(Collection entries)
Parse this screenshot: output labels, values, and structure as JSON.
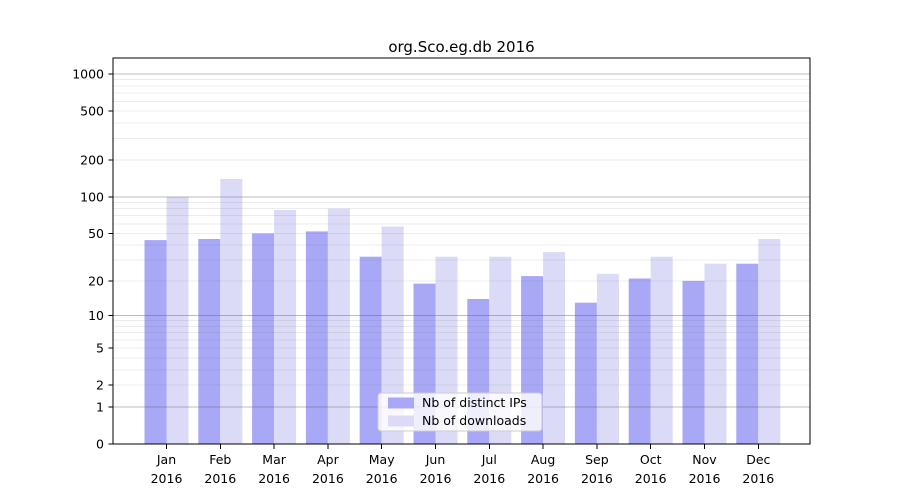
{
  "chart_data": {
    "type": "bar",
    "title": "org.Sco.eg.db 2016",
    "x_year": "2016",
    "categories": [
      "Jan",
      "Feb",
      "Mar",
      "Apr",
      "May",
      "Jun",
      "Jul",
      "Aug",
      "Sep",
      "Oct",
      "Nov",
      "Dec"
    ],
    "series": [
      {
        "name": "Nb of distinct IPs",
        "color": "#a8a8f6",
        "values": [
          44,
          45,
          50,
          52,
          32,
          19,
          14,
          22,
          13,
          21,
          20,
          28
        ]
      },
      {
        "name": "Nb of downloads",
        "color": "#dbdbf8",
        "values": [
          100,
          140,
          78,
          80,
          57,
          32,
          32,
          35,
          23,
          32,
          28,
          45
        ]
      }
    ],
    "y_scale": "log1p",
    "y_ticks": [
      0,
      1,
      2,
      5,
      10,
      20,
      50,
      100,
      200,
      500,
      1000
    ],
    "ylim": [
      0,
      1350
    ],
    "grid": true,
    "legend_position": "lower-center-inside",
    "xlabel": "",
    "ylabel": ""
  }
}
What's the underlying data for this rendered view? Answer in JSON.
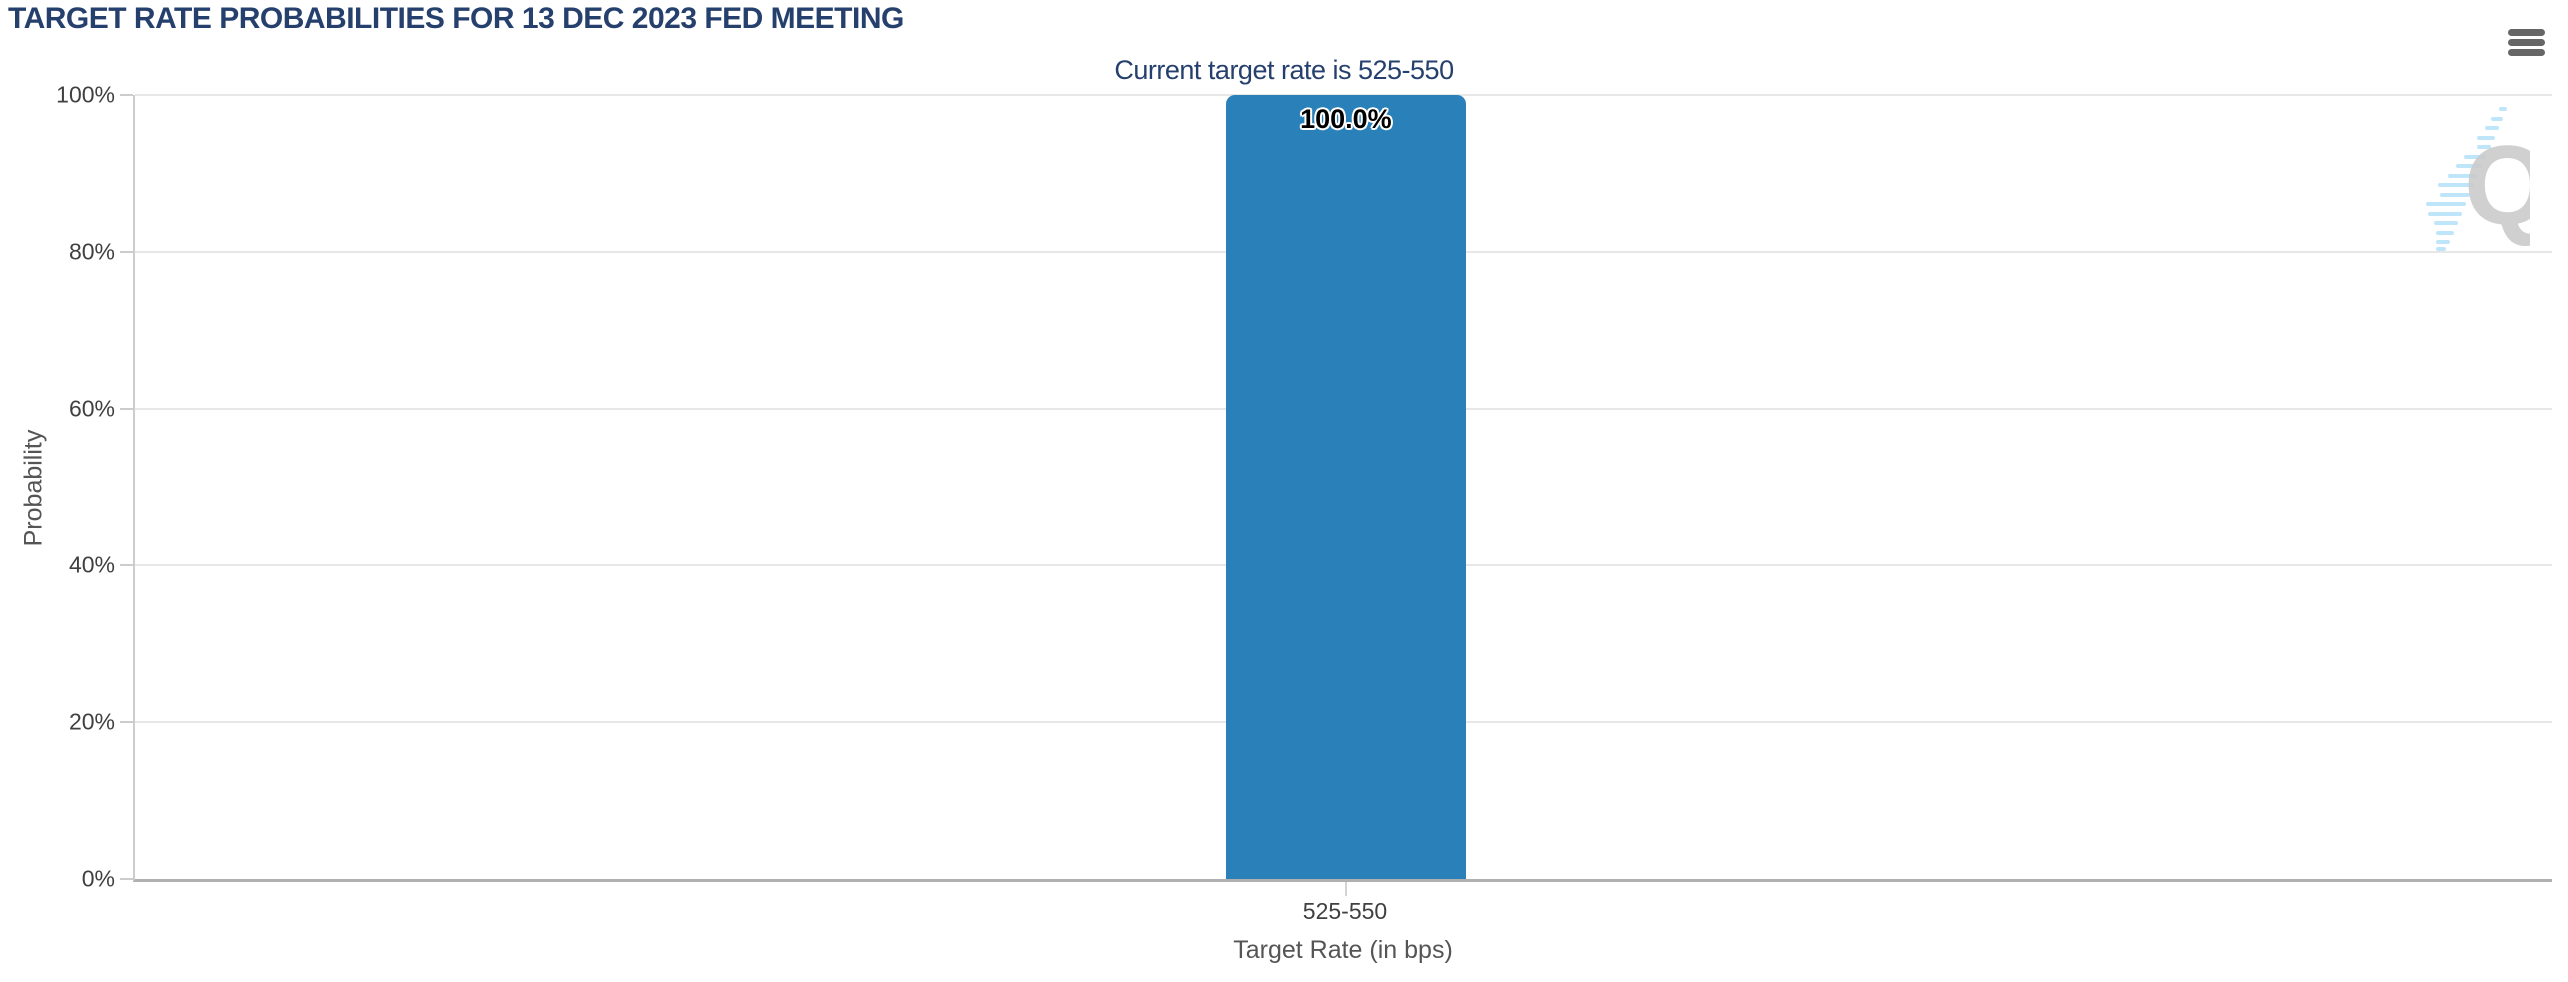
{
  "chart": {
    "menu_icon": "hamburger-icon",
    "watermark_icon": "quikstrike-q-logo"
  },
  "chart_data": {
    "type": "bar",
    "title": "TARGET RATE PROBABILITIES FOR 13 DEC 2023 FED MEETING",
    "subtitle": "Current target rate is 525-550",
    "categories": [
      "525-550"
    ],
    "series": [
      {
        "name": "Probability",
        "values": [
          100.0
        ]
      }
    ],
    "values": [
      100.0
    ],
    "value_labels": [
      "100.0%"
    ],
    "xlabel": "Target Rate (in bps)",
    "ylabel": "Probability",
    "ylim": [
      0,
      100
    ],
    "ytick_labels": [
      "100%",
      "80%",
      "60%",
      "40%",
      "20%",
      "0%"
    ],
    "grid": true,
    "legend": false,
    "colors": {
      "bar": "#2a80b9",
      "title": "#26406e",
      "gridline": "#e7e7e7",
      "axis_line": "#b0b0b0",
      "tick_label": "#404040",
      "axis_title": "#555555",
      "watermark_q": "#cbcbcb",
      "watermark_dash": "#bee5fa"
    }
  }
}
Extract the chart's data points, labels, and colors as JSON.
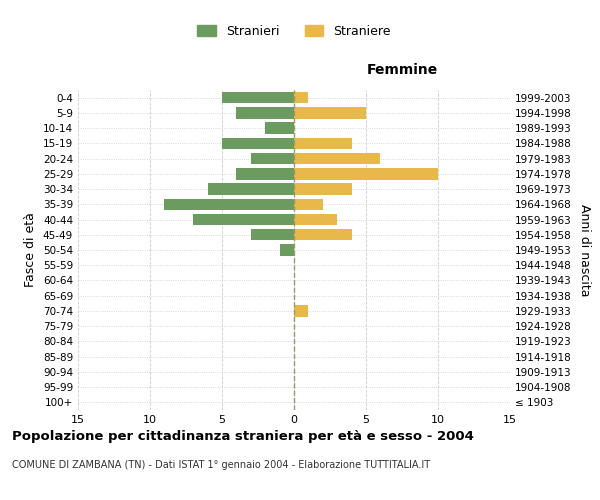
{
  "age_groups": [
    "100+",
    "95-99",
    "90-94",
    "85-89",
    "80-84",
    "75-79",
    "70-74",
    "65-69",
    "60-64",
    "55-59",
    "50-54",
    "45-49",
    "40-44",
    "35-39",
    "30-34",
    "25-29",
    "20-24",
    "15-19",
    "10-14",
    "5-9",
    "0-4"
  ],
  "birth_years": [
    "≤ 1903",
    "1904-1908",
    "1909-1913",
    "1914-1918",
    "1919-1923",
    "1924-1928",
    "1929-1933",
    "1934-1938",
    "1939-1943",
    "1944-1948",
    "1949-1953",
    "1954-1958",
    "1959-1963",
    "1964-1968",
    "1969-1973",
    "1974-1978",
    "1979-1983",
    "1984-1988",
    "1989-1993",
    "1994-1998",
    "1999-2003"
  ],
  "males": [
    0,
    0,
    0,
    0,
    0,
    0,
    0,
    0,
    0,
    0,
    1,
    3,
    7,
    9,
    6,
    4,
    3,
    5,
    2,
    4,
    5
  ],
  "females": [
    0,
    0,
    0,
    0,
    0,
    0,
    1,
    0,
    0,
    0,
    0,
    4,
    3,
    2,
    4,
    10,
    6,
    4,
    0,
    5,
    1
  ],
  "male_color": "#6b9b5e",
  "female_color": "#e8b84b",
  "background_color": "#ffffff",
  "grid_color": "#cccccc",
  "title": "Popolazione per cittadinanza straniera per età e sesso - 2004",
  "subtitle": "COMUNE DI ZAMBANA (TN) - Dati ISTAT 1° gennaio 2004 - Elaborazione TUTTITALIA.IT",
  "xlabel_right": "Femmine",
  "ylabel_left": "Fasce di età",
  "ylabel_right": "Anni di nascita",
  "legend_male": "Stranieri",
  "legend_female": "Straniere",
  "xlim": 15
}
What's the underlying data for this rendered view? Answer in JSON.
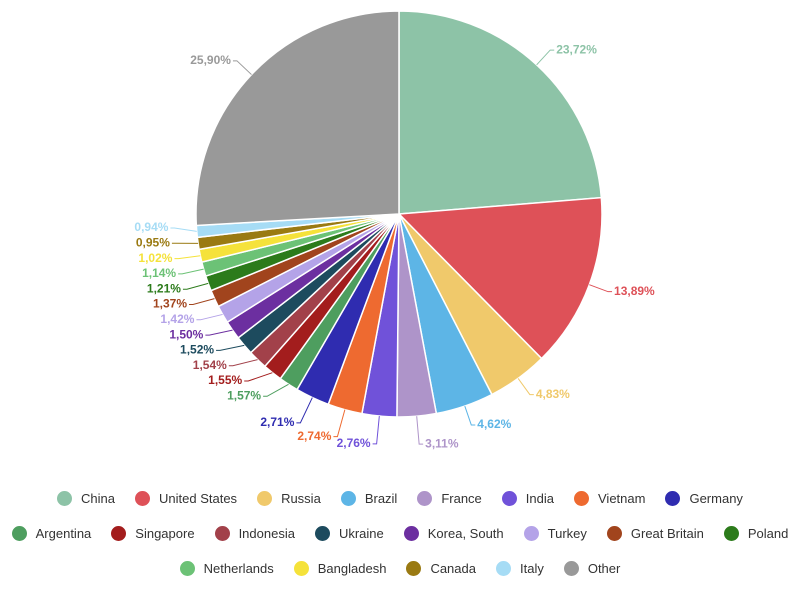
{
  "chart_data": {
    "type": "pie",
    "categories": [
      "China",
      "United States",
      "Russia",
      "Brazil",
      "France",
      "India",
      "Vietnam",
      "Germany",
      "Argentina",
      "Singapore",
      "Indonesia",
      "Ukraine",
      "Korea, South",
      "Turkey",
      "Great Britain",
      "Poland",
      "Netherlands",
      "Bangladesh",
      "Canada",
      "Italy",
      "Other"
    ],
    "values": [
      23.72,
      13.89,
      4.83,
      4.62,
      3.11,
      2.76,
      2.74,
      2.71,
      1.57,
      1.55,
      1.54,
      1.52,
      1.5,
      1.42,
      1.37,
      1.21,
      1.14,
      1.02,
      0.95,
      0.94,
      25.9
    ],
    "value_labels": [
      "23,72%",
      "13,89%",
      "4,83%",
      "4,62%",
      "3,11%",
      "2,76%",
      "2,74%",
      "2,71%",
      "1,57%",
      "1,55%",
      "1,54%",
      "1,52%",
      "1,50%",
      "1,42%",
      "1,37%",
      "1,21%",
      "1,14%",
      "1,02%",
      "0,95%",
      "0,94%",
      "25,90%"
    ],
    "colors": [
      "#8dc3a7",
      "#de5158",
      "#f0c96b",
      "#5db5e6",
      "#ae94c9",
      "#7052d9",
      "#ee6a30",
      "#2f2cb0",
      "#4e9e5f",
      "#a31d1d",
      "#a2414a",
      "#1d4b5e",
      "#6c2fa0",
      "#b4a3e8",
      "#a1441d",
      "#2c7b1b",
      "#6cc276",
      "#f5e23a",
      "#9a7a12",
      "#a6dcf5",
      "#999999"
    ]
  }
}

Set task: Retype the whole listing, keeping every line identical and omitting all pictures.

Problem solution:
Parse this screenshot: output labels, values, and structure as JSON.
{
  "chart_data": {
    "type": "bar",
    "title": "org.Sco.eg.db 2016",
    "x_year": "2016",
    "categories": [
      "Jan",
      "Feb",
      "Mar",
      "Apr",
      "May",
      "Jun",
      "Jul",
      "Aug",
      "Sep",
      "Oct",
      "Nov",
      "Dec"
    ],
    "series": [
      {
        "name": "Nb of distinct IPs",
        "color": "#a8a8f6",
        "values": [
          44,
          45,
          50,
          52,
          32,
          19,
          14,
          22,
          13,
          21,
          20,
          28
        ]
      },
      {
        "name": "Nb of downloads",
        "color": "#dbdbf8",
        "values": [
          100,
          140,
          78,
          80,
          57,
          32,
          32,
          35,
          23,
          32,
          28,
          45
        ]
      }
    ],
    "y_scale": "log1p",
    "y_ticks": [
      0,
      1,
      2,
      5,
      10,
      20,
      50,
      100,
      200,
      500,
      1000
    ],
    "ylim": [
      0,
      1350
    ],
    "grid": true,
    "legend_position": "lower-center-inside",
    "xlabel": "",
    "ylabel": ""
  }
}
What's the underlying data for this rendered view? Answer in JSON.
{
  "chart": {
    "menu_icon": "hamburger-icon",
    "watermark_icon": "quikstrike-q-logo"
  },
  "chart_data": {
    "type": "bar",
    "title": "TARGET RATE PROBABILITIES FOR 13 DEC 2023 FED MEETING",
    "subtitle": "Current target rate is 525-550",
    "categories": [
      "525-550"
    ],
    "series": [
      {
        "name": "Probability",
        "values": [
          100.0
        ]
      }
    ],
    "values": [
      100.0
    ],
    "value_labels": [
      "100.0%"
    ],
    "xlabel": "Target Rate (in bps)",
    "ylabel": "Probability",
    "ylim": [
      0,
      100
    ],
    "ytick_labels": [
      "100%",
      "80%",
      "60%",
      "40%",
      "20%",
      "0%"
    ],
    "grid": true,
    "legend": false,
    "colors": {
      "bar": "#2a80b9",
      "title": "#26406e",
      "gridline": "#e7e7e7",
      "axis_line": "#b0b0b0",
      "tick_label": "#404040",
      "axis_title": "#555555",
      "watermark_q": "#cbcbcb",
      "watermark_dash": "#bee5fa"
    }
  }
}
Extract the chart's data points, labels, and colors as JSON.
{
  "age_groups": [
    "100+",
    "95-99",
    "90-94",
    "85-89",
    "80-84",
    "75-79",
    "70-74",
    "65-69",
    "60-64",
    "55-59",
    "50-54",
    "45-49",
    "40-44",
    "35-39",
    "30-34",
    "25-29",
    "20-24",
    "15-19",
    "10-14",
    "5-9",
    "0-4"
  ],
  "birth_years": [
    "≤ 1903",
    "1904-1908",
    "1909-1913",
    "1914-1918",
    "1919-1923",
    "1924-1928",
    "1929-1933",
    "1934-1938",
    "1939-1943",
    "1944-1948",
    "1949-1953",
    "1954-1958",
    "1959-1963",
    "1964-1968",
    "1969-1973",
    "1974-1978",
    "1979-1983",
    "1984-1988",
    "1989-1993",
    "1994-1998",
    "1999-2003"
  ],
  "males": [
    0,
    0,
    0,
    0,
    0,
    0,
    0,
    0,
    0,
    0,
    1,
    3,
    7,
    9,
    6,
    4,
    3,
    5,
    2,
    4,
    5
  ],
  "females": [
    0,
    0,
    0,
    0,
    0,
    0,
    1,
    0,
    0,
    0,
    0,
    4,
    3,
    2,
    4,
    10,
    6,
    4,
    0,
    5,
    1
  ],
  "male_color": "#6b9b5e",
  "female_color": "#e8b84b",
  "background_color": "#ffffff",
  "grid_color": "#cccccc",
  "title": "Popolazione per cittadinanza straniera per età e sesso - 2004",
  "subtitle": "COMUNE DI ZAMBANA (TN) - Dati ISTAT 1° gennaio 2004 - Elaborazione TUTTITALIA.IT",
  "xlabel_right": "Femmine",
  "ylabel_left": "Fasce di età",
  "ylabel_right": "Anni di nascita",
  "legend_male": "Stranieri",
  "legend_female": "Straniere",
  "xlim": 15
}
What's the underlying data for this rendered view? Answer in JSON.
{
  "chart_data": {
    "type": "pie",
    "categories": [
      "China",
      "United States",
      "Russia",
      "Brazil",
      "France",
      "India",
      "Vietnam",
      "Germany",
      "Argentina",
      "Singapore",
      "Indonesia",
      "Ukraine",
      "Korea, South",
      "Turkey",
      "Great Britain",
      "Poland",
      "Netherlands",
      "Bangladesh",
      "Canada",
      "Italy",
      "Other"
    ],
    "values": [
      23.72,
      13.89,
      4.83,
      4.62,
      3.11,
      2.76,
      2.74,
      2.71,
      1.57,
      1.55,
      1.54,
      1.52,
      1.5,
      1.42,
      1.37,
      1.21,
      1.14,
      1.02,
      0.95,
      0.94,
      25.9
    ],
    "value_labels": [
      "23,72%",
      "13,89%",
      "4,83%",
      "4,62%",
      "3,11%",
      "2,76%",
      "2,74%",
      "2,71%",
      "1,57%",
      "1,55%",
      "1,54%",
      "1,52%",
      "1,50%",
      "1,42%",
      "1,37%",
      "1,21%",
      "1,14%",
      "1,02%",
      "0,95%",
      "0,94%",
      "25,90%"
    ],
    "colors": [
      "#8dc3a7",
      "#de5158",
      "#f0c96b",
      "#5db5e6",
      "#ae94c9",
      "#7052d9",
      "#ee6a30",
      "#2f2cb0",
      "#4e9e5f",
      "#a31d1d",
      "#a2414a",
      "#1d4b5e",
      "#6c2fa0",
      "#b4a3e8",
      "#a1441d",
      "#2c7b1b",
      "#6cc276",
      "#f5e23a",
      "#9a7a12",
      "#a6dcf5",
      "#999999"
    ]
  }
}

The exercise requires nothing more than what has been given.